(Task prompt) Restate the entire listing word for word.

— BEGIN Material shown —

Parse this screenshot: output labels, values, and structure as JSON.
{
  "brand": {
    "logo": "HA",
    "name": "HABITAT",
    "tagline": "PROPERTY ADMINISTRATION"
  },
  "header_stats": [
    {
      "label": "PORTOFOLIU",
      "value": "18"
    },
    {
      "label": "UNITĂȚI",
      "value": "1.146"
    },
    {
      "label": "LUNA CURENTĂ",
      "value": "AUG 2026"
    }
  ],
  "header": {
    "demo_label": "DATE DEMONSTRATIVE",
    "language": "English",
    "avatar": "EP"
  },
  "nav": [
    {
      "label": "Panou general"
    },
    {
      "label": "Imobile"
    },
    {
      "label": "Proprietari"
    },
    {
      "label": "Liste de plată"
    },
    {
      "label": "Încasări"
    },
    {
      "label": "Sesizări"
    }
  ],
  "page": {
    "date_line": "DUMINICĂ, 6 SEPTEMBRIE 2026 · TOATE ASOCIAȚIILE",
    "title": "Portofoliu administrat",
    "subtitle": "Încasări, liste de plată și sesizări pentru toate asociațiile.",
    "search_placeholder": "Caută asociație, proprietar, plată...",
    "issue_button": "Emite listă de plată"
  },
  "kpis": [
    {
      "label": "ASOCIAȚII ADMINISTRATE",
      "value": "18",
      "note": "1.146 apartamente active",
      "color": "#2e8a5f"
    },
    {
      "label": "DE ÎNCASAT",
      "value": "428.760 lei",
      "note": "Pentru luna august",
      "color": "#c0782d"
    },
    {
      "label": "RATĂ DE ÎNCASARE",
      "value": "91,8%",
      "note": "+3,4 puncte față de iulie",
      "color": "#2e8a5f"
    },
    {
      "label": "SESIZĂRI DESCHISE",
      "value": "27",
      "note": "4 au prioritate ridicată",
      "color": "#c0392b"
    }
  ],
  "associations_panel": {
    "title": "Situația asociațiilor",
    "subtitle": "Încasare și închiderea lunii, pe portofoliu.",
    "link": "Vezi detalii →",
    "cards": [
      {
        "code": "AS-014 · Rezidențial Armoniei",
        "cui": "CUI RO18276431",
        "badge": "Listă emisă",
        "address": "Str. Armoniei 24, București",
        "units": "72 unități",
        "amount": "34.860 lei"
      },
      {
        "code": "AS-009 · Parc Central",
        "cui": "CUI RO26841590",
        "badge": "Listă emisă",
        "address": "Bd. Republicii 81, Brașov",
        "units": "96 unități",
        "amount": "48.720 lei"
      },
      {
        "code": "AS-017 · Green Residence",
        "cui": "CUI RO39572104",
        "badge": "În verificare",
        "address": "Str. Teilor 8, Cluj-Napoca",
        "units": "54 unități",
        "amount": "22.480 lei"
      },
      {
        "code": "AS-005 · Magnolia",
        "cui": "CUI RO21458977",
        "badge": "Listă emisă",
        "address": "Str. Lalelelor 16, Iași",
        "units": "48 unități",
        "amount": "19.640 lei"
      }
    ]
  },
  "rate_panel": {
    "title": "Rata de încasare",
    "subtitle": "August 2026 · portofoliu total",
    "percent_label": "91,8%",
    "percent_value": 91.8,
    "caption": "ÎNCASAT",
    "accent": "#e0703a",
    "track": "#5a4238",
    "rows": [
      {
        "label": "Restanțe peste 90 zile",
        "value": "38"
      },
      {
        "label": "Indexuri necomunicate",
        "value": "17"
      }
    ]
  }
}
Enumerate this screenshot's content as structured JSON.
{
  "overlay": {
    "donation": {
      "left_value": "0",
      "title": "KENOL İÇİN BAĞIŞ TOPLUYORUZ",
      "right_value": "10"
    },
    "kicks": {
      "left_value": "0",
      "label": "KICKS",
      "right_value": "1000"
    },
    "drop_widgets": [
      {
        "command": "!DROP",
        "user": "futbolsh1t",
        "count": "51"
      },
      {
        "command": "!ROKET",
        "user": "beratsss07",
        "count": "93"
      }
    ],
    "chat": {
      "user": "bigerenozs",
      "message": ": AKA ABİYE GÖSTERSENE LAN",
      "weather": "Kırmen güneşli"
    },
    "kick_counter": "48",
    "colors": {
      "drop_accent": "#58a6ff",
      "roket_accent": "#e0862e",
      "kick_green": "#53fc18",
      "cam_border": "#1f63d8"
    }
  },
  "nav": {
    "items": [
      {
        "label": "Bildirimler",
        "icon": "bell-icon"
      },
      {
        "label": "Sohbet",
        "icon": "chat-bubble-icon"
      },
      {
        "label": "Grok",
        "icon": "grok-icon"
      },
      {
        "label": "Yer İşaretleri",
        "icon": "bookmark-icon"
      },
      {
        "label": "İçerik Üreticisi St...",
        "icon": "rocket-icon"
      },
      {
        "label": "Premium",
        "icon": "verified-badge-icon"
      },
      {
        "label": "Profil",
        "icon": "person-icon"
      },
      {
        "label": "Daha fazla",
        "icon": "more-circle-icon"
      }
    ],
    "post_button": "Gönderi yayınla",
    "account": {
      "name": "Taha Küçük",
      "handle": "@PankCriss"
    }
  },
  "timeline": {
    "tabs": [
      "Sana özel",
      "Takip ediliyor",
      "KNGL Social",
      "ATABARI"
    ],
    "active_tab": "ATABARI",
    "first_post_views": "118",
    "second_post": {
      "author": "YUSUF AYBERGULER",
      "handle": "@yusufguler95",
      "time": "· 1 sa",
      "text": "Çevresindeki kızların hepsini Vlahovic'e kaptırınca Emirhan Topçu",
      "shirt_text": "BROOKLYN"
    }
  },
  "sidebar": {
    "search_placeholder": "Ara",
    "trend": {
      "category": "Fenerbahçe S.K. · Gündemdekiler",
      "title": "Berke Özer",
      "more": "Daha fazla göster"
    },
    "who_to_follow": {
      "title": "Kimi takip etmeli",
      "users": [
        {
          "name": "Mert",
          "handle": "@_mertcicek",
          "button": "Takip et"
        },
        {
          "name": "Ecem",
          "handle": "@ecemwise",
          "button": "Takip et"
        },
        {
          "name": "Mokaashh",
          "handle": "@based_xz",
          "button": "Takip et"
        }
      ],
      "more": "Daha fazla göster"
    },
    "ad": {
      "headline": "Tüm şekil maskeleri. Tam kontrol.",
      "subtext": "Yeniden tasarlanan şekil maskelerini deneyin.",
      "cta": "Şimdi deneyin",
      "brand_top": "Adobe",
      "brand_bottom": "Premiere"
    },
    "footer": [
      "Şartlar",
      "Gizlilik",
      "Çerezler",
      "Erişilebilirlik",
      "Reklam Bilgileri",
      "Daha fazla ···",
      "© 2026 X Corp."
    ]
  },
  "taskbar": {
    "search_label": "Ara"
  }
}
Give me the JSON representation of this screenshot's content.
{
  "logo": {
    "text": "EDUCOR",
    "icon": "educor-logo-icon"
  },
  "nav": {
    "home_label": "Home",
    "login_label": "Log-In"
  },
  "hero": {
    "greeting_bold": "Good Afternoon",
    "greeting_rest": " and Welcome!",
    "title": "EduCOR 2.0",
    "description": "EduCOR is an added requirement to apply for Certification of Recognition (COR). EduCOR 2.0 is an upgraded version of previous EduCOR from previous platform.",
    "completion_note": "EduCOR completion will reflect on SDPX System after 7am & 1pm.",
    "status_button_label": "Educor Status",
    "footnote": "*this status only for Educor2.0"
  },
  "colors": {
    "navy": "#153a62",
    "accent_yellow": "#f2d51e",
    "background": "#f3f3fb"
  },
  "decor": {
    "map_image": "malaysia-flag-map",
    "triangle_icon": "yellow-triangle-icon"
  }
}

— END Material shown —

(Correct output)
Parse this screenshot: output labels, values, and structure as JSON.
{
  "brand": {
    "logo": "HA",
    "name": "HABITAT",
    "tagline": "PROPERTY ADMINISTRATION"
  },
  "header_stats": [
    {
      "label": "PORTOFOLIU",
      "value": "18"
    },
    {
      "label": "UNITĂȚI",
      "value": "1.146"
    },
    {
      "label": "LUNA CURENTĂ",
      "value": "AUG 2026"
    }
  ],
  "header": {
    "demo_label": "DATE DEMONSTRATIVE",
    "language": "English",
    "avatar": "EP"
  },
  "nav": [
    {
      "label": "Panou general"
    },
    {
      "label": "Imobile"
    },
    {
      "label": "Proprietari"
    },
    {
      "label": "Liste de plată"
    },
    {
      "label": "Încasări"
    },
    {
      "label": "Sesizări"
    }
  ],
  "page": {
    "date_line": "DUMINICĂ, 6 SEPTEMBRIE 2026 · TOATE ASOCIAȚIILE",
    "title": "Portofoliu administrat",
    "subtitle": "Încasări, liste de plată și sesizări pentru toate asociațiile.",
    "search_placeholder": "Caută asociație, proprietar, plată...",
    "issue_button": "Emite listă de plată"
  },
  "kpis": [
    {
      "label": "ASOCIAȚII ADMINISTRATE",
      "value": "18",
      "note": "1.146 apartamente active",
      "color": "#2e8a5f"
    },
    {
      "label": "DE ÎNCASAT",
      "value": "428.760 lei",
      "note": "Pentru luna august",
      "color": "#c0782d"
    },
    {
      "label": "RATĂ DE ÎNCASARE",
      "value": "91,8%",
      "note": "+3,4 puncte față de iulie",
      "color": "#2e8a5f"
    },
    {
      "label": "SESIZĂRI DESCHISE",
      "value": "27",
      "note": "4 au prioritate ridicată",
      "color": "#c0392b"
    }
  ],
  "associations_panel": {
    "title": "Situația asociațiilor",
    "subtitle": "Încasare și închiderea lunii, pe portofoliu.",
    "link": "Vezi detalii →",
    "cards": [
      {
        "code": "AS-014 · Rezidențial Armoniei",
        "cui": "CUI RO18276431",
        "badge": "Listă emisă",
        "address": "Str. Armoniei 24, București",
        "units": "72 unități",
        "amount": "34.860 lei"
      },
      {
        "code": "AS-009 · Parc Central",
        "cui": "CUI RO26841590",
        "badge": "Listă emisă",
        "address": "Bd. Republicii 81, Brașov",
        "units": "96 unități",
        "amount": "48.720 lei"
      },
      {
        "code": "AS-017 · Green Residence",
        "cui": "CUI RO39572104",
        "badge": "În verificare",
        "address": "Str. Teilor 8, Cluj-Napoca",
        "units": "54 unități",
        "amount": "22.480 lei"
      },
      {
        "code": "AS-005 · Magnolia",
        "cui": "CUI RO21458977",
        "badge": "Listă emisă",
        "address": "Str. Lalelelor 16, Iași",
        "units": "48 unități",
        "amount": "19.640 lei"
      }
    ]
  },
  "rate_panel": {
    "title": "Rata de încasare",
    "subtitle": "August 2026 · portofoliu total",
    "percent_label": "91,8%",
    "percent_value": 91.8,
    "caption": "ÎNCASAT",
    "accent": "#e0703a",
    "track": "#5a4238",
    "rows": [
      {
        "label": "Restanțe peste 90 zile",
        "value": "38"
      },
      {
        "label": "Indexuri necomunicate",
        "value": "17"
      }
    ]
  }
}
Enumerate this screenshot's content as structured JSON.
{
  "overlay": {
    "donation": {
      "left_value": "0",
      "title": "KENOL İÇİN BAĞIŞ TOPLUYORUZ",
      "right_value": "10"
    },
    "kicks": {
      "left_value": "0",
      "label": "KICKS",
      "right_value": "1000"
    },
    "drop_widgets": [
      {
        "command": "!DROP",
        "user": "futbolsh1t",
        "count": "51"
      },
      {
        "command": "!ROKET",
        "user": "beratsss07",
        "count": "93"
      }
    ],
    "chat": {
      "user": "bigerenozs",
      "message": ": AKA ABİYE GÖSTERSENE LAN",
      "weather": "Kırmen güneşli"
    },
    "kick_counter": "48",
    "colors": {
      "drop_accent": "#58a6ff",
      "roket_accent": "#e0862e",
      "kick_green": "#53fc18",
      "cam_border": "#1f63d8"
    }
  },
  "nav": {
    "items": [
      {
        "label": "Bildirimler",
        "icon": "bell-icon"
      },
      {
        "label": "Sohbet",
        "icon": "chat-bubble-icon"
      },
      {
        "label": "Grok",
        "icon": "grok-icon"
      },
      {
        "label": "Yer İşaretleri",
        "icon": "bookmark-icon"
      },
      {
        "label": "İçerik Üreticisi St...",
        "icon": "rocket-icon"
      },
      {
        "label": "Premium",
        "icon": "verified-badge-icon"
      },
      {
        "label": "Profil",
        "icon": "person-icon"
      },
      {
        "label": "Daha fazla",
        "icon": "more-circle-icon"
      }
    ],
    "post_button": "Gönderi yayınla",
    "account": {
      "name": "Taha Küçük",
      "handle": "@PankCriss"
    }
  },
  "timeline": {
    "tabs": [
      "Sana özel",
      "Takip ediliyor",
      "KNGL Social",
      "ATABARI"
    ],
    "active_tab": "ATABARI",
    "first_post_views": "118",
    "second_post": {
      "author": "YUSUF AYBERGULER",
      "handle": "@yusufguler95",
      "time": "· 1 sa",
      "text": "Çevresindeki kızların hepsini Vlahovic'e kaptırınca Emirhan Topçu",
      "shirt_text": "BROOKLYN"
    }
  },
  "sidebar": {
    "search_placeholder": "Ara",
    "trend": {
      "category": "Fenerbahçe S.K. · Gündemdekiler",
      "title": "Berke Özer",
      "more": "Daha fazla göster"
    },
    "who_to_follow": {
      "title": "Kimi takip etmeli",
      "users": [
        {
          "name": "Mert",
          "handle": "@_mertcicek",
          "button": "Takip et"
        },
        {
          "name": "Ecem",
          "handle": "@ecemwise",
          "button": "Takip et"
        },
        {
          "name": "Mokaashh",
          "handle": "@based_xz",
          "button": "Takip et"
        }
      ],
      "more": "Daha fazla göster"
    },
    "ad": {
      "headline": "Tüm şekil maskeleri. Tam kontrol.",
      "subtext": "Yeniden tasarlanan şekil maskelerini deneyin.",
      "cta": "Şimdi deneyin",
      "brand_top": "Adobe",
      "brand_bottom": "Premiere"
    },
    "footer": [
      "Şartlar",
      "Gizlilik",
      "Çerezler",
      "Erişilebilirlik",
      "Reklam Bilgileri",
      "Daha fazla ···",
      "© 2026 X Corp."
    ]
  },
  "taskbar": {
    "search_label": "Ara"
  }
}
Give me the JSON representation of this screenshot's content.
{
  "logo": {
    "text": "EDUCOR",
    "icon": "educor-logo-icon"
  },
  "nav": {
    "home_label": "Home",
    "login_label": "Log-In"
  },
  "hero": {
    "greeting_bold": "Good Afternoon",
    "greeting_rest": " and Welcome!",
    "title": "EduCOR 2.0",
    "description": "EduCOR is an added requirement to apply for Certification of Recognition (COR). EduCOR 2.0 is an upgraded version of previous EduCOR from previous platform.",
    "completion_note": "EduCOR completion will reflect on SDPX System after 7am & 1pm.",
    "status_button_label": "Educor Status",
    "footnote": "*this status only for Educor2.0"
  },
  "colors": {
    "navy": "#153a62",
    "accent_yellow": "#f2d51e",
    "background": "#f3f3fb"
  },
  "decor": {
    "map_image": "malaysia-flag-map",
    "triangle_icon": "yellow-triangle-icon"
  }
}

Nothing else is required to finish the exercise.